:: THE PROBLEM ::
How many lines hold the string "roli"? Reply with the number alone.

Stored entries
• • • • •
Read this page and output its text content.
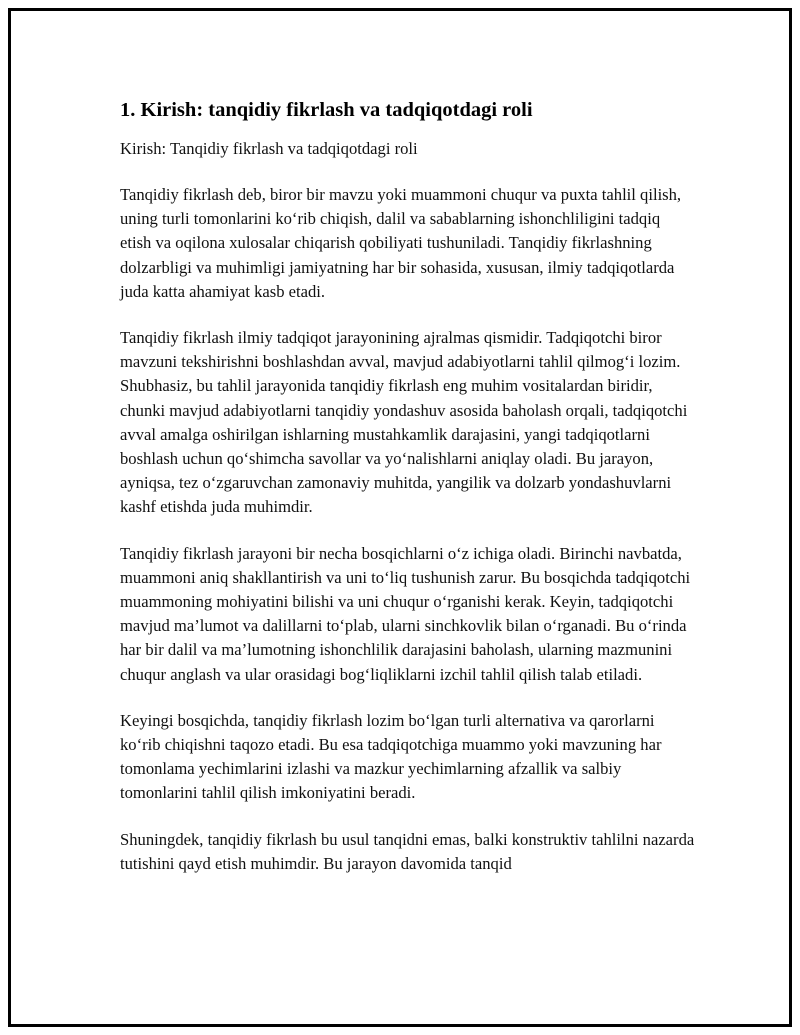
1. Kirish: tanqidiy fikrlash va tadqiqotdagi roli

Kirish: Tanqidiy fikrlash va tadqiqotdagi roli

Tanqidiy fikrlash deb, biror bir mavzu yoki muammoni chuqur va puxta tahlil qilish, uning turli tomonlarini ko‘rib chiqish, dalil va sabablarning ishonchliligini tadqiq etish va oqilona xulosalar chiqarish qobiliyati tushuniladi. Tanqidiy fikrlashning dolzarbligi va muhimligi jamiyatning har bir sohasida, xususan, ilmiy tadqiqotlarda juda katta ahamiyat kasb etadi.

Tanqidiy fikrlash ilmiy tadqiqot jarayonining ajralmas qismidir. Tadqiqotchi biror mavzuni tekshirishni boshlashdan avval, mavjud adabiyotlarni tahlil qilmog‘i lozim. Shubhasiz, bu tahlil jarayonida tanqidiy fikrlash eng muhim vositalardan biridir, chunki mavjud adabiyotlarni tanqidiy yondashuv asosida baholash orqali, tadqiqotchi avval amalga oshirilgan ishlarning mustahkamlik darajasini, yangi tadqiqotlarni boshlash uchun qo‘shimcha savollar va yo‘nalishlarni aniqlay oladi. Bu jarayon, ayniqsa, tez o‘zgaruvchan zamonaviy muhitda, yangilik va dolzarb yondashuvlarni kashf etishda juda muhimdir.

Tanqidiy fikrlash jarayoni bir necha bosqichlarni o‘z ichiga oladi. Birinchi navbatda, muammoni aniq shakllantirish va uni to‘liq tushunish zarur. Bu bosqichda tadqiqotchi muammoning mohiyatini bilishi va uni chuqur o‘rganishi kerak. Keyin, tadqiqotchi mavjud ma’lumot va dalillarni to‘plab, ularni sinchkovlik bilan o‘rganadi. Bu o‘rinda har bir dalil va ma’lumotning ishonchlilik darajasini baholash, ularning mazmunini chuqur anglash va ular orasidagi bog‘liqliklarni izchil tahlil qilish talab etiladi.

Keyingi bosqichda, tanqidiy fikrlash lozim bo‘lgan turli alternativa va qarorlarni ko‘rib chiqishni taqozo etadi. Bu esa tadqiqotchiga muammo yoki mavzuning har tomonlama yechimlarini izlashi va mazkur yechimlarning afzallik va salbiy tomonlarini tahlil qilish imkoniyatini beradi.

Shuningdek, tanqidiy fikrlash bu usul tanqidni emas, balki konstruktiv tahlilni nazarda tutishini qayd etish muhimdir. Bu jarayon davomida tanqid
• • • • •
:: RESPONSE ::
2